[concurrency-interest] Timer notification drifts

Navin Jha navin.jha at FXALL.com
Tue Jan 18 16:46:10 EST 2011


Why is that? It seems to work fine.

-----Original Message-----
From: David Holmes [mailto:davidcholmes at aapt.net.au]
Sent: Tuesday, January 18, 2011 4:44 PM
To: Navin Jha
Cc: concurrency-interest at cs.oswego.edu
Subject: RE: [concurrency-interest] Timer notification drifts

> The machine is using jiffies.

Strewth! That's not what you want! Get it changed to hpet.

David

> -----Original Message-----
> From: David Holmes [mailto:davidcholmes at aapt.net.au]
> Sent: Saturday, January 15, 2011 4:50 AM
> To: Navin Jha
> Cc: concurrency-interest at cs.oswego.edu
> Subject: RE: [concurrency-interest] Timer notification drifts
>
> Navin Jha writes:
> > We upgraded one of our box to 5.4 linux as you suggested and
> that did it!
> >
> > We did't even have to change any setting.
>
> Out of interest what clocksource is the updated system using?
>
> David
>
>
> > Thank you so much!

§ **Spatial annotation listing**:

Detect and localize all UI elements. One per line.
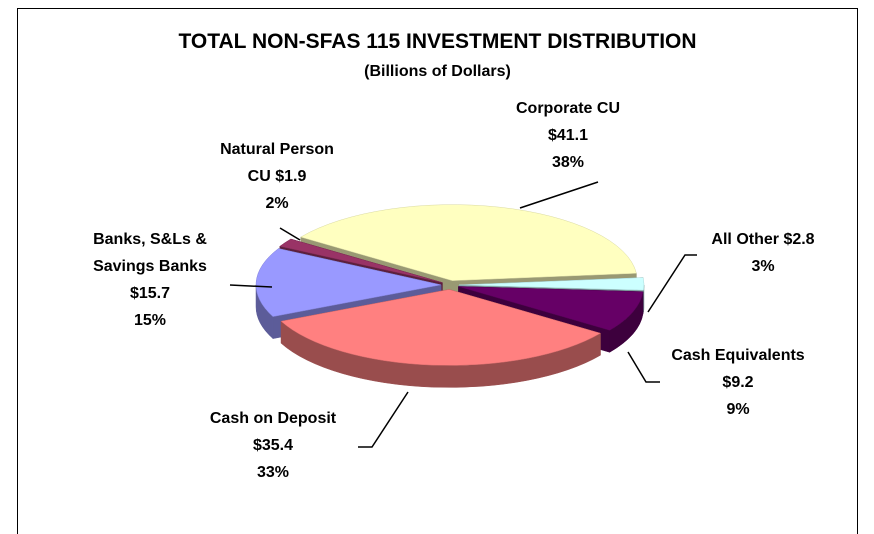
pie-slice <box>255 248 442 317</box>
percent-label: 33% <box>256 464 290 481</box>
pie-slice <box>458 286 644 331</box>
leader-line <box>627 351 660 383</box>
chart-subtitle: (Billions of Dollars) <box>364 63 511 80</box>
category-label: Banks, S&Ls & Savings Banks <box>93 231 207 275</box>
value-label: $15.7 <box>129 285 171 302</box>
value-label: $41.1 <box>547 127 589 144</box>
value-label: $35.4 <box>252 437 294 454</box>
leader-line <box>358 391 409 448</box>
data-label: Cash on Deposit $35.4 33% <box>178 405 368 486</box>
pie-slice <box>300 204 637 281</box>
leader-line <box>279 227 301 241</box>
value-label: $9.2 <box>722 374 754 391</box>
data-label: Natural Person CU $1.9 2% <box>212 136 342 217</box>
leader-line <box>519 181 599 209</box>
chart-title: TOTAL NON-SFAS 115 INVESTMENT DISTRIBUTI… <box>178 30 697 53</box>
data-label: Corporate CU $41.1 38% <box>493 95 643 176</box>
category-label: Natural Person CU <box>220 141 334 185</box>
leader-line <box>647 254 697 313</box>
pie <box>255 204 645 388</box>
value-label: $1.9 <box>275 168 307 185</box>
percent-label: 2% <box>265 195 289 212</box>
category-label: Cash Equivalents <box>671 347 805 364</box>
data-label: All Other $2.8 3% <box>673 226 853 280</box>
percent-label: 3% <box>751 258 775 275</box>
pie-slice <box>279 238 443 283</box>
percent-label: 9% <box>726 401 750 418</box>
category-label: Cash on Deposit <box>209 410 337 427</box>
data-label: Banks, S&Ls & Savings Banks $15.7 15% <box>70 226 230 334</box>
leader-line <box>229 284 273 288</box>
percent-label: 15% <box>133 312 167 329</box>
pie-slice <box>458 277 645 291</box>
pie-slice <box>280 289 602 366</box>
category-label: All Other <box>711 231 779 248</box>
value-label: $2.8 <box>783 231 815 248</box>
category-label: Corporate CU <box>515 100 620 117</box>
data-label: Cash Equivalents $9.2 9% <box>663 342 813 423</box>
percent-label: 38% <box>551 154 585 171</box>
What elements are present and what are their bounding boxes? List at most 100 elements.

§ **Exercises to complete**:
1. Write out the part of the listing that starts at the line containing "pie-slice <box>255 248 442 317</box>" and runs through the last line of the listing, both ends included.
2. Extend the mailing-list thread about timer notification drift, starting right after its last line.

§ **Set of answers**:
1.
pie-slice <box>255 248 442 317</box>
percent-label: 33% <box>256 464 290 481</box>
pie-slice <box>458 286 644 331</box>
leader-line <box>627 351 660 383</box>
chart-subtitle: (Billions of Dollars) <box>364 63 511 80</box>
category-label: Banks, S&Ls & Savings Banks <box>93 231 207 275</box>
value-label: $15.7 <box>129 285 171 302</box>
value-label: $41.1 <box>547 127 589 144</box>
value-label: $35.4 <box>252 437 294 454</box>
leader-line <box>358 391 409 448</box>
data-label: Cash on Deposit $35.4 33% <box>178 405 368 486</box>
pie-slice <box>300 204 637 281</box>
leader-line <box>279 227 301 241</box>
value-label: $9.2 <box>722 374 754 391</box>
data-label: Natural Person CU $1.9 2% <box>212 136 342 217</box>
leader-line <box>519 181 599 209</box>
chart-title: TOTAL NON-SFAS 115 INVESTMENT DISTRIBUTI… <box>178 30 697 53</box>
data-label: Corporate CU $41.1 38% <box>493 95 643 176</box>
category-label: Natural Person CU <box>220 141 334 185</box>
leader-line <box>647 254 697 313</box>
pie <box>255 204 645 388</box>
value-label: $1.9 <box>275 168 307 185</box>
percent-label: 2% <box>265 195 289 212</box>
category-label: Cash Equivalents <box>671 347 805 364</box>
data-label: All Other $2.8 3% <box>673 226 853 280</box>
percent-label: 3% <box>751 258 775 275</box>
pie-slice <box>279 238 443 283</box>
percent-label: 9% <box>726 401 750 418</box>
category-label: Cash on Deposit <box>209 410 337 427</box>
data-label: Banks, S&Ls & Savings Banks $15.7 15% <box>70 226 230 334</box>
leader-line <box>229 284 273 288</box>
percent-label: 15% <box>133 312 167 329</box>
pie-slice <box>458 277 645 291</box>
pie-slice <box>280 289 602 366</box>
category-label: All Other <box>711 231 779 248</box>
value-label: $2.8 <box>783 231 815 248</box>
category-label: Corporate CU <box>515 100 620 117</box>
data-label: Cash Equivalents $9.2 9% <box>663 342 813 423</box>
percent-label: 38% <box>551 154 585 171</box>
What elements are present and what are their bounding boxes? List at most 100 elements.

2.
> >
> > Regards,
> > Navin
> >
> >
> > -----Original Message-----
> > From: David Holmes [mailto:davidcholmes at aapt.net.au]
> > Sent: Tuesday, January 11, 2011 6:04 PM
> > To: Navin Jha
> > Cc: concurrency-interest at cs.oswego.edu
> > Subject: RE: [concurrency-interest] Timer notification drifts
> >
> > > We don't see these files, is there another way to check this?
> >
> > As Mark says your kernel may be too old to expose these.
> >
> > > Also this the log that might tell you more:
> > > [11:16:23][root at numpintapp15:~]$ grep -i tsc /var/log/messages
> > > Jan 10 16:51:18 numpintapp15 checking TSC synchronization across
> > > 12 CPUs: passed.
> >
> > I'm very skeptical that an old kernel will be able to
> synchronize the TSC
> > across 12 cores. Linux abandoned use of the TSC as the primary
> timesource
> > for MP systems.
> >
> > http://lwn.net/Articles/209101/
> >
> > But maybe things have progressed since then. I know Solaris
> went to great
> > lengths to do the TSC synchronization, and while it seems
> reasonable today
> > there were a few bumps along the road.
> >
> > > We've tried to specify the clocksource in the
> > > /boot/grub/grub.conf file.  We've been trying various
> > > clocksources. Would you let us know how to set the appropriate
> > > clocksource? Below is the grub.conf file.
> >
> > I'm not a linux expert but it appears that clock=hpet as the appropriate
> > boot option should work. These log entries indicate tsc is used:
> >
> > Jan 10 18:44:16 numpintapp15 Bootdata ok (command line is ro
> root=LABEL=/
> > hda=ide-scsi hpet=disable pnpacpi=off clock=tsc)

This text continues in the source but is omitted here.